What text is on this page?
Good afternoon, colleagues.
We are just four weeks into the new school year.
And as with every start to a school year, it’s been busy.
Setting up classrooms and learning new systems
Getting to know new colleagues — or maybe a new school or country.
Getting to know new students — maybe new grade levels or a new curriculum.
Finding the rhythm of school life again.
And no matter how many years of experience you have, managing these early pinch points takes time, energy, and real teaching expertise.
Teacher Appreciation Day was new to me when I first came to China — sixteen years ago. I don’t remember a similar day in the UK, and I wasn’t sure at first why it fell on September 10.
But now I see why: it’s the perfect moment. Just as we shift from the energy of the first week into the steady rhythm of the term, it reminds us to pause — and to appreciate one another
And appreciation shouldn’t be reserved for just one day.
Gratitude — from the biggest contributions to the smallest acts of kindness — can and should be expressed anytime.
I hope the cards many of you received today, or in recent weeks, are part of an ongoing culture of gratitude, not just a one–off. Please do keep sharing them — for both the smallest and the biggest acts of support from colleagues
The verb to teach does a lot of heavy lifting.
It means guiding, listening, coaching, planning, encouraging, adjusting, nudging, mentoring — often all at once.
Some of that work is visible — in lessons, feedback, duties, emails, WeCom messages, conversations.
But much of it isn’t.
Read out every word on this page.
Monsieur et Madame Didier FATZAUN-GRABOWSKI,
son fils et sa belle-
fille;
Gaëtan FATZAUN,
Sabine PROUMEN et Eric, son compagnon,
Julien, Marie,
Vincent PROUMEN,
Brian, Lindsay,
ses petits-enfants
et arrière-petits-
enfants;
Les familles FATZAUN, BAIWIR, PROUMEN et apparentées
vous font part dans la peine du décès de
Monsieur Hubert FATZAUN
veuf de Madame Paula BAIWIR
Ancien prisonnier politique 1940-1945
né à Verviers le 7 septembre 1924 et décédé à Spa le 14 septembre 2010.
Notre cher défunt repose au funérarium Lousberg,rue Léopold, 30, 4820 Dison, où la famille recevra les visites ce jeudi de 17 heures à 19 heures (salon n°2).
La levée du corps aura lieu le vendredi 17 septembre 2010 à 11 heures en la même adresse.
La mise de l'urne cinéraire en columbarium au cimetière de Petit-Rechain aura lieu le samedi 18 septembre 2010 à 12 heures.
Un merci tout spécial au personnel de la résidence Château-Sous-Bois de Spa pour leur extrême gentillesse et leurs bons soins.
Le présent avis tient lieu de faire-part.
---+---
What is needed = List each line holding the string "smallest".

Complete answer =
Gratitude — from the biggest contributions to the smallest acts of kindness — can and should be expressed anytime.
I hope the cards many of you received today, or in recent weeks, are part of an ongoing culture of gratitude, not just a one–off. Please do keep sharing them — for both the smallest and the biggest acts of support from colleagues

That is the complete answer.